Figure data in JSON
__________
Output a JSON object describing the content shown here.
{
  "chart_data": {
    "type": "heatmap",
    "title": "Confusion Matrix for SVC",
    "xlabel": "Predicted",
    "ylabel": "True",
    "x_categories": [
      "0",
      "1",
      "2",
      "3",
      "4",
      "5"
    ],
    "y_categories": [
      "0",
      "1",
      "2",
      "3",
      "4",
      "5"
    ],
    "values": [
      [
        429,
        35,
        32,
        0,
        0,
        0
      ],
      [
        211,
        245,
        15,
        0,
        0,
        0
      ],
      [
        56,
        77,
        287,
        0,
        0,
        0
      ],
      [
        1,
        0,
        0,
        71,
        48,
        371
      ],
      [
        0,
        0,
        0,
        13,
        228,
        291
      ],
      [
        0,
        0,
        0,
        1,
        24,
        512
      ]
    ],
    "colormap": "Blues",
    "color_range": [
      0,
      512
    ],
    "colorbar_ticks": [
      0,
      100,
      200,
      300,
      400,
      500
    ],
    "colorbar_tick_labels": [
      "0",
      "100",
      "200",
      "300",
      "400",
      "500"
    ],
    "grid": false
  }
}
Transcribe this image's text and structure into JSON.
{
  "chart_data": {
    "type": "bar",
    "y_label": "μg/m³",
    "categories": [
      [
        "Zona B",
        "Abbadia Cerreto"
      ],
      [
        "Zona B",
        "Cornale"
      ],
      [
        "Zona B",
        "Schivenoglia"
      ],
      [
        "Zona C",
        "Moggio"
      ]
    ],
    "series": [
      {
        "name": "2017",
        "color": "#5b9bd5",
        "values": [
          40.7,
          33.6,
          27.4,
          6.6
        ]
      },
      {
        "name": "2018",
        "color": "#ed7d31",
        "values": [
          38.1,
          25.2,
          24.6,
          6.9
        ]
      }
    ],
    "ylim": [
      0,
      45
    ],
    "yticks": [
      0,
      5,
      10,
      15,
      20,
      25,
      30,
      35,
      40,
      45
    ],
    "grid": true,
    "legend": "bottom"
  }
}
__________
THE TASK:
Write out every line from the records above, word for word.

OUTPUT:
Output a JSON object describing the content shown here.
{
  "chart_data": {
    "type": "heatmap",
    "title": "Confusion Matrix for SVC",
    "xlabel": "Predicted",
    "ylabel": "True",
    "x_categories": [
      "0",
      "1",
      "2",
      "3",
      "4",
      "5"
    ],
    "y_categories": [
      "0",
      "1",
      "2",
      "3",
      "4",
      "5"
    ],
    "values": [
      [
        429,
        35,
        32,
        0,
        0,
        0
      ],
      [
        211,
        245,
        15,
        0,
        0,
        0
      ],
      [
        56,
        77,
        287,
        0,
        0,
        0
      ],
      [
        1,
        0,
        0,
        71,
        48,
        371
      ],
      [
        0,
        0,
        0,
        13,
        228,
        291
      ],
      [
        0,
        0,
        0,
        1,
        24,
        512
      ]
    ],
    "colormap": "Blues",
    "color_range": [
      0,
      512
    ],
    "colorbar_ticks": [
      0,
      100,
      200,
      300,
      400,
      500
    ],
    "colorbar_tick_labels": [
      "0",
      "100",
      "200",
      "300",
      "400",
      "500"
    ],
    "grid": false
  }
}
Transcribe this image's text and structure into JSON.
{
  "chart_data": {
    "type": "bar",
    "y_label": "μg/m³",
    "categories": [
      [
        "Zona B",
        "Abbadia Cerreto"
      ],
      [
        "Zona B",
        "Cornale"
      ],
      [
        "Zona B",
        "Schivenoglia"
      ],
      [
        "Zona C",
        "Moggio"
      ]
    ],
    "series": [
      {
        "name": "2017",
        "color": "#5b9bd5",
        "values": [
          40.7,
          33.6,
          27.4,
          6.6
        ]
      },
      {
        "name": "2018",
        "color": "#ed7d31",
        "values": [
          38.1,
          25.2,
          24.6,
          6.9
        ]
      }
    ],
    "ylim": [
      0,
      45
    ],
    "yticks": [
      0,
      5,
      10,
      15,
      20,
      25,
      30,
      35,
      40,
      45
    ],
    "grid": true,
    "legend": "bottom"
  }
}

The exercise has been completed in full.